WHAT IS REQUIRED: The data below should be restated word for word, with every picture omitted.
-=-=-=-=-
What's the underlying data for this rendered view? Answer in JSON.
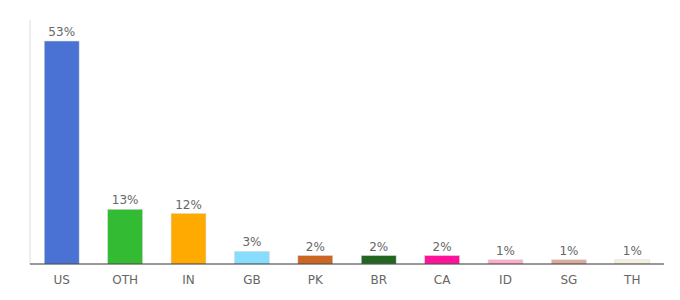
{
  "chart_data": {
    "type": "bar",
    "categories": [
      "US",
      "OTH",
      "IN",
      "GB",
      "PK",
      "BR",
      "CA",
      "ID",
      "SG",
      "TH"
    ],
    "values": [
      53,
      13,
      12,
      3,
      2,
      2,
      2,
      1,
      1,
      1
    ],
    "value_labels": [
      "53%",
      "13%",
      "12%",
      "3%",
      "2%",
      "2%",
      "2%",
      "1%",
      "1%",
      "1%"
    ],
    "colors": [
      "#4a72d4",
      "#33bb33",
      "#ffaa00",
      "#88ddff",
      "#cc6622",
      "#226622",
      "#ff1199",
      "#ffaacc",
      "#ddaa99",
      "#f5f0dc"
    ],
    "ylim": [
      0,
      58
    ],
    "data_labels": true,
    "tick_labels": "x",
    "grid": false
  }
}
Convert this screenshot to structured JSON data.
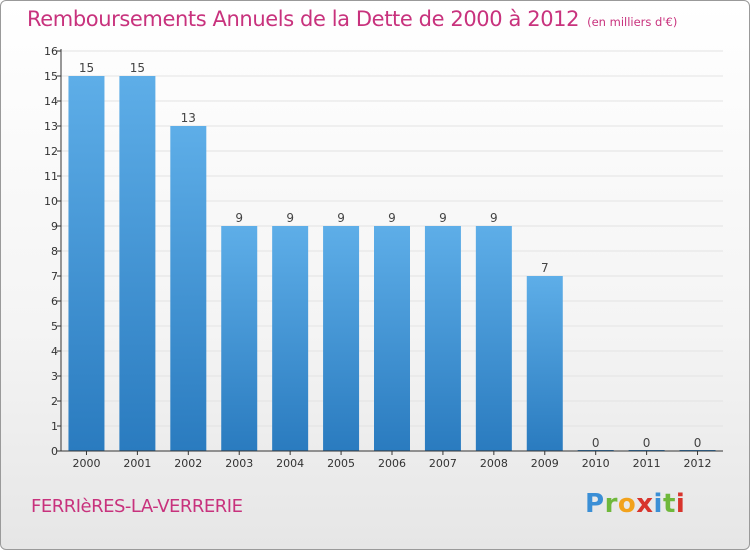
{
  "header": {
    "title": "Remboursements Annuels de la Dette de 2000 à 2012",
    "unit": "(en milliers d'€)"
  },
  "footer": {
    "commune": "FERRIèRES-LA-VERRERIE",
    "logo_letters": [
      {
        "char": "P",
        "color": "#3b8fd6"
      },
      {
        "char": "r",
        "color": "#6fb83b"
      },
      {
        "char": "o",
        "color": "#f2a21c"
      },
      {
        "char": "x",
        "color": "#d8342c"
      },
      {
        "char": "i",
        "color": "#3b8fd6"
      },
      {
        "char": "t",
        "color": "#6fb83b"
      },
      {
        "char": "i",
        "color": "#d8342c"
      }
    ]
  },
  "colors": {
    "accent": "#c8327d",
    "bar_light": "#5eaee8",
    "bar_dark": "#2a7bbf",
    "axis": "#333333",
    "grid": "#e3e3e3"
  },
  "chart_data": {
    "type": "bar",
    "title": "Remboursements Annuels de la Dette de 2000 à 2012",
    "subtitle": "(en milliers d'€)",
    "xlabel": "",
    "ylabel": "",
    "categories": [
      "2000",
      "2001",
      "2002",
      "2003",
      "2004",
      "2005",
      "2006",
      "2007",
      "2008",
      "2009",
      "2010",
      "2011",
      "2012"
    ],
    "values": [
      15,
      15,
      13,
      9,
      9,
      9,
      9,
      9,
      9,
      7,
      0,
      0,
      0
    ],
    "data_labels": [
      "15",
      "15",
      "13",
      "9",
      "9",
      "9",
      "9",
      "9",
      "9",
      "7",
      "0",
      "0",
      "0"
    ],
    "ylim": [
      0,
      16
    ],
    "yticks": [
      "0",
      "1",
      "2",
      "3",
      "4",
      "5",
      "6",
      "7",
      "8",
      "9",
      "10",
      "11",
      "12",
      "13",
      "14",
      "15",
      "16"
    ],
    "grid": true,
    "legend": "none"
  }
}
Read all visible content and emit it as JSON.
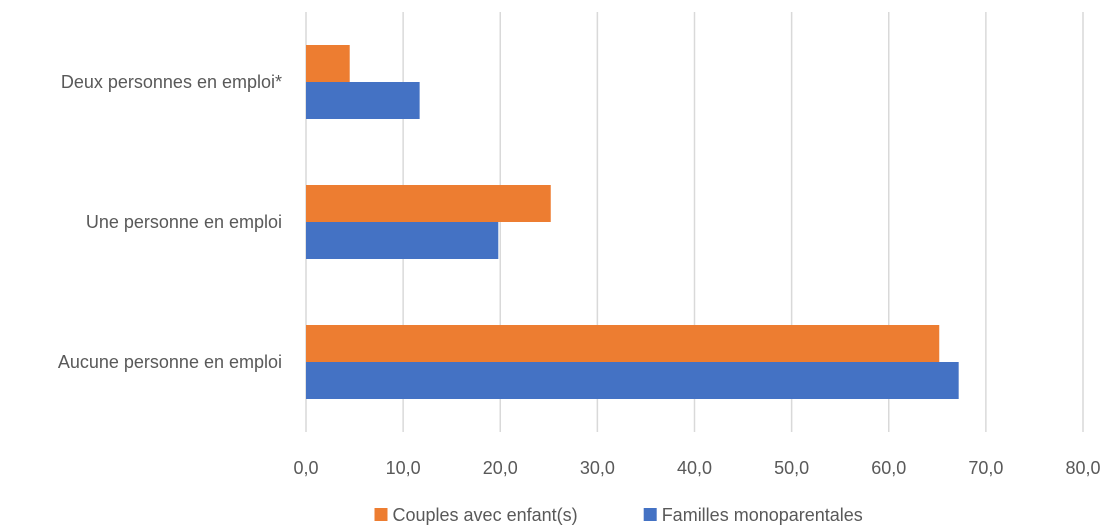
-=-=-=-=-
EXERCISE RESPONSE:
What's the underlying data for this rendered view? Answer in JSON.
{
  "chart_data": {
    "type": "bar",
    "categories": [
      "US",
      "OTH",
      "IN",
      "GB",
      "PK",
      "BR",
      "CA",
      "ID",
      "SG",
      "TH"
    ],
    "values": [
      53,
      13,
      12,
      3,
      2,
      2,
      2,
      1,
      1,
      1
    ],
    "value_labels": [
      "53%",
      "13%",
      "12%",
      "3%",
      "2%",
      "2%",
      "2%",
      "1%",
      "1%",
      "1%"
    ],
    "colors": [
      "#4a72d4",
      "#33bb33",
      "#ffaa00",
      "#88ddff",
      "#cc6622",
      "#226622",
      "#ff1199",
      "#ffaacc",
      "#ddaa99",
      "#f5f0dc"
    ],
    "ylim": [
      0,
      58
    ],
    "data_labels": true,
    "tick_labels": "x",
    "grid": false
  }
}
Convert this screenshot to structured JSON data.
{
  "header": {
    "title": "Remboursements Annuels de la Dette de 2000 à 2012",
    "unit": "(en milliers d'€)"
  },
  "footer": {
    "commune": "FERRIèRES-LA-VERRERIE",
    "logo_letters": [
      {
        "char": "P",
        "color": "#3b8fd6"
      },
      {
        "char": "r",
        "color": "#6fb83b"
      },
      {
        "char": "o",
        "color": "#f2a21c"
      },
      {
        "char": "x",
        "color": "#d8342c"
      },
      {
        "char": "i",
        "color": "#3b8fd6"
      },
      {
        "char": "t",
        "color": "#6fb83b"
      },
      {
        "char": "i",
        "color": "#d8342c"
      }
    ]
  },
  "colors": {
    "accent": "#c8327d",
    "bar_light": "#5eaee8",
    "bar_dark": "#2a7bbf",
    "axis": "#333333",
    "grid": "#e3e3e3"
  },
  "chart_data": {
    "type": "bar",
    "title": "Remboursements Annuels de la Dette de 2000 à 2012",
    "subtitle": "(en milliers d'€)",
    "xlabel": "",
    "ylabel": "",
    "categories": [
      "2000",
      "2001",
      "2002",
      "2003",
      "2004",
      "2005",
      "2006",
      "2007",
      "2008",
      "2009",
      "2010",
      "2011",
      "2012"
    ],
    "values": [
      15,
      15,
      13,
      9,
      9,
      9,
      9,
      9,
      9,
      7,
      0,
      0,
      0
    ],
    "data_labels": [
      "15",
      "15",
      "13",
      "9",
      "9",
      "9",
      "9",
      "9",
      "9",
      "7",
      "0",
      "0",
      "0"
    ],
    "ylim": [
      0,
      16
    ],
    "yticks": [
      "0",
      "1",
      "2",
      "3",
      "4",
      "5",
      "6",
      "7",
      "8",
      "9",
      "10",
      "11",
      "12",
      "13",
      "14",
      "15",
      "16"
    ],
    "grid": true,
    "legend": "none"
  }
}
Read all visible content and emit it as JSON.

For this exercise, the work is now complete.